§ **WHAT THIS TASK INVOLVES**: From the data that follows, copy every line holding the string "Dancing".

---- MATERIAL SUPPLIED

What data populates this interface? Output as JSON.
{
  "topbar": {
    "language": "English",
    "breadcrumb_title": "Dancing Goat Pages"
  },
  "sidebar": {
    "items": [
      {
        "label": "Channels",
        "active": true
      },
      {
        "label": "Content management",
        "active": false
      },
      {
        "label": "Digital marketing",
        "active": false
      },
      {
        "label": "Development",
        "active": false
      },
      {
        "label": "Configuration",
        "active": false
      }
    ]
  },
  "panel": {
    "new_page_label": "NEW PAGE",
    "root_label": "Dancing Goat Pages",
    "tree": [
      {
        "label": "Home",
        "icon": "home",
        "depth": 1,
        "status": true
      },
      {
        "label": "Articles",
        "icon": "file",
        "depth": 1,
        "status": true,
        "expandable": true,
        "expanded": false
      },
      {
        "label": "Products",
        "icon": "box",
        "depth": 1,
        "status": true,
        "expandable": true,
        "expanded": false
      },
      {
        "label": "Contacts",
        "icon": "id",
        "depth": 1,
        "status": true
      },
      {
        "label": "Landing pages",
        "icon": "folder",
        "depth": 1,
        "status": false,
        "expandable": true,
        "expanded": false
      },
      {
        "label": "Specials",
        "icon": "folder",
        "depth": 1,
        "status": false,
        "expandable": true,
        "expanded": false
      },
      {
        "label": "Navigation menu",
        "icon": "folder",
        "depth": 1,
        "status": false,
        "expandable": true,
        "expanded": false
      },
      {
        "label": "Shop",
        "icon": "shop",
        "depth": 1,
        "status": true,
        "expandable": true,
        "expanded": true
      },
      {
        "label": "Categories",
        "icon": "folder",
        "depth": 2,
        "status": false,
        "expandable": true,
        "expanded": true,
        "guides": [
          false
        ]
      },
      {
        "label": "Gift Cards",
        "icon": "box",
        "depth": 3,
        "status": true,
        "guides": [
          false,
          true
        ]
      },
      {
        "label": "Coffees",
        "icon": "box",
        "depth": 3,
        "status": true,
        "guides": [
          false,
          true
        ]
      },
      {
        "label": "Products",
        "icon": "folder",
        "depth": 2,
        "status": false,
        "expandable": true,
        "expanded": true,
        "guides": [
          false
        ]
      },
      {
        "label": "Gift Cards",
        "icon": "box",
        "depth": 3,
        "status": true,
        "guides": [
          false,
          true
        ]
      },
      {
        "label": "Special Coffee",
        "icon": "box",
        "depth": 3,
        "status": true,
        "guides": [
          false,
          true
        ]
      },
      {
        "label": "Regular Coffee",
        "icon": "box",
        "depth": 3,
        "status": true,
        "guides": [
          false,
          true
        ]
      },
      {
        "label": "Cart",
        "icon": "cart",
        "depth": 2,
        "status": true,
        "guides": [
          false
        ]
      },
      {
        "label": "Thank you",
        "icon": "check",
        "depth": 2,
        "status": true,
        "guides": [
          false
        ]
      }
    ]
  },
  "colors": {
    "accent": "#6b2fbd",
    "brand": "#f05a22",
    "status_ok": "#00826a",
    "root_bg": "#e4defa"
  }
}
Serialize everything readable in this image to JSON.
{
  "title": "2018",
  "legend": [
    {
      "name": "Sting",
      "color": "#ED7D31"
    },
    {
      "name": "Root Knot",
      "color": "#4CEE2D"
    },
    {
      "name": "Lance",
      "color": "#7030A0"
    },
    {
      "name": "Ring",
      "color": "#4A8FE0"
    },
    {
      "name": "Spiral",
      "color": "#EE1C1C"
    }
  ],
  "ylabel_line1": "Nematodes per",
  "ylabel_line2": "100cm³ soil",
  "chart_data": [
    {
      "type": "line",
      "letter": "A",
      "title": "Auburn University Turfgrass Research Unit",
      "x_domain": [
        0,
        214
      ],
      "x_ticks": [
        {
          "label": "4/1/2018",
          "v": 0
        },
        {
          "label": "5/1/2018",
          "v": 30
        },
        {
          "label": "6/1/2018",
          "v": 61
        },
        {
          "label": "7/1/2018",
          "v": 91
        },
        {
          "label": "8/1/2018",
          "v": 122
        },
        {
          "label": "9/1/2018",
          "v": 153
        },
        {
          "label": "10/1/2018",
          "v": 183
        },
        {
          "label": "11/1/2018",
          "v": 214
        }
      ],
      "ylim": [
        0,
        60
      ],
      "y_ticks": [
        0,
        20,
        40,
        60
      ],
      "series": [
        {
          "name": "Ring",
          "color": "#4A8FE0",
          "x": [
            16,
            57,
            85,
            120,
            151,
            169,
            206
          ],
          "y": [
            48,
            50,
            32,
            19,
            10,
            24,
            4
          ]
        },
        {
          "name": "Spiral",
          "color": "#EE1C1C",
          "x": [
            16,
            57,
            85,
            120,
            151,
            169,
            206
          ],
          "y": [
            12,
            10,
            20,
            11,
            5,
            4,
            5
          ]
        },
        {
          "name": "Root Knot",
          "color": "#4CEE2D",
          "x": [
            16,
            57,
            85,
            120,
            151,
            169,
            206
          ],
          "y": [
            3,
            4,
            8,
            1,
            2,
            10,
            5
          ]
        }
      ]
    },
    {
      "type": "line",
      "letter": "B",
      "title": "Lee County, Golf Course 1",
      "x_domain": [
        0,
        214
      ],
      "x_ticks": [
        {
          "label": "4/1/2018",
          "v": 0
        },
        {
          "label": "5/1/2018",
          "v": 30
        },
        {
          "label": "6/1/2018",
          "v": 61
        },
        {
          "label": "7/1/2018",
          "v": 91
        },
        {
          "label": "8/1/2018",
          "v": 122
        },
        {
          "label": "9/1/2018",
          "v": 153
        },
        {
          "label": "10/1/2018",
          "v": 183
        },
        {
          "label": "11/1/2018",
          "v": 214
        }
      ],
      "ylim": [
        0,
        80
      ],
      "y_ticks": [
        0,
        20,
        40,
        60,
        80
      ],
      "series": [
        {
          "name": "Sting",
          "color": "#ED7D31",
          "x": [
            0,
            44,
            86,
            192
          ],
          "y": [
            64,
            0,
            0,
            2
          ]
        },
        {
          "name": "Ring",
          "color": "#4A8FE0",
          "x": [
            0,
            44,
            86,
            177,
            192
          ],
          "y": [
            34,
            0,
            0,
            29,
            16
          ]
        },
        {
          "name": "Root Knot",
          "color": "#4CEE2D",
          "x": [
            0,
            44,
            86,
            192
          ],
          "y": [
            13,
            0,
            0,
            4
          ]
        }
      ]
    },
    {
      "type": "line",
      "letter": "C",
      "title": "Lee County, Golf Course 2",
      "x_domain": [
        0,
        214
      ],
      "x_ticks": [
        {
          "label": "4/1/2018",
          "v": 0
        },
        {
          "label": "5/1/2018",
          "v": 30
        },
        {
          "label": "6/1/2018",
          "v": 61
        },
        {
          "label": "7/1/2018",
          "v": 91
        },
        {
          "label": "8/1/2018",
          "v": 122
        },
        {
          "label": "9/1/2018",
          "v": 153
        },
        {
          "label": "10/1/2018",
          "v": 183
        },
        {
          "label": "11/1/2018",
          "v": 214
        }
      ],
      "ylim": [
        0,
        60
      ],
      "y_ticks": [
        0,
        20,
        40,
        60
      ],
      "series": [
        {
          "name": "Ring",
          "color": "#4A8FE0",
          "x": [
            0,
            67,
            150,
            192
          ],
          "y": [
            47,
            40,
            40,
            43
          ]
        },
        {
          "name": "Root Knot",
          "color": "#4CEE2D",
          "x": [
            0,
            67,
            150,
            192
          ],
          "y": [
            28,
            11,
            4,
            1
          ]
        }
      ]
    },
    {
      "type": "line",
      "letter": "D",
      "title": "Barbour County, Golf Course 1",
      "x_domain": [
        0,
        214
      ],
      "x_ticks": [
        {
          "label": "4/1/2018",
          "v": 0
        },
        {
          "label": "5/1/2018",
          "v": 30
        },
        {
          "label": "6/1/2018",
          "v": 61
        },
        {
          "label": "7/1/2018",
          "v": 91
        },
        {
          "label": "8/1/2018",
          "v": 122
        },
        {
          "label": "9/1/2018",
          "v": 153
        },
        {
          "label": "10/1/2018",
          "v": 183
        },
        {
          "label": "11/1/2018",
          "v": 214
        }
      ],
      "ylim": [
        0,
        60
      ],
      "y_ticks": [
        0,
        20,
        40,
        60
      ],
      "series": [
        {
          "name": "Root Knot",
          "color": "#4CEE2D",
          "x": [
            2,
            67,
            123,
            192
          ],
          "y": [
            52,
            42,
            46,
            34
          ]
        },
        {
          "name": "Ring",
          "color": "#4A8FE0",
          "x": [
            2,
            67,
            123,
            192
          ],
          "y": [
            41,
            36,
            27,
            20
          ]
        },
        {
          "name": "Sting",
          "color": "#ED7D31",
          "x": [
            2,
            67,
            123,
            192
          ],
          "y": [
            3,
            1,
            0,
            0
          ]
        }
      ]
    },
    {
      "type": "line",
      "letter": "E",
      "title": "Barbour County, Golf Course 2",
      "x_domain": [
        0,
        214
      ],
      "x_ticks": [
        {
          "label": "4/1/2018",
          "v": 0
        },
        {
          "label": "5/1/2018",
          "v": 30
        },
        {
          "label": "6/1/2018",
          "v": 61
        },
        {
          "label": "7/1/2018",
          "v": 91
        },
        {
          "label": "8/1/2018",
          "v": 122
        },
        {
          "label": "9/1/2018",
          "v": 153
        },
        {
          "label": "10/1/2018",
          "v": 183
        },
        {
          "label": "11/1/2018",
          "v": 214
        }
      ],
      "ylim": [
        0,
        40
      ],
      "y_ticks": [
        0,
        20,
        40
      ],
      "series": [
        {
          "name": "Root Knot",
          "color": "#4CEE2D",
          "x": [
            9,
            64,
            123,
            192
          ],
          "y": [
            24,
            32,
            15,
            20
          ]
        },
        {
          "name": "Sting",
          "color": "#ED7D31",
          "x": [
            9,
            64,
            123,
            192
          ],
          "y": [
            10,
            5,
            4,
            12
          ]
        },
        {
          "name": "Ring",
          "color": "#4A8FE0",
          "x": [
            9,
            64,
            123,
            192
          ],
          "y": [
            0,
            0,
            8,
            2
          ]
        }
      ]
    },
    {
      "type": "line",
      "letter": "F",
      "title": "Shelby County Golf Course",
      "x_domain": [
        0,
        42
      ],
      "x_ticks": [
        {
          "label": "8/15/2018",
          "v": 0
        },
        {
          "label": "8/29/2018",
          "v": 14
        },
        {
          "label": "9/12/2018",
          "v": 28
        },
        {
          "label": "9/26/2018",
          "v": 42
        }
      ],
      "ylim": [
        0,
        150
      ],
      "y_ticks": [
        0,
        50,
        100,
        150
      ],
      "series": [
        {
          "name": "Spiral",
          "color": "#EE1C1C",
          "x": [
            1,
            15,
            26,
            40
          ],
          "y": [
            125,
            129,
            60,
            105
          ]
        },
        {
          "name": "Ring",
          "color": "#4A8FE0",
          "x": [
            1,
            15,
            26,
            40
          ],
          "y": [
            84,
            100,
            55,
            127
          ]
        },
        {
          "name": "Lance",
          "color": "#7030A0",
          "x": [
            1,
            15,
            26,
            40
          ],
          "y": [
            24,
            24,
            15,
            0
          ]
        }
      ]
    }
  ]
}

--------

§ **ANSWER IN FULL**:
    "breadcrumb_title": "Dancing Goat Pages"
    "root_label": "Dancing Goat Pages",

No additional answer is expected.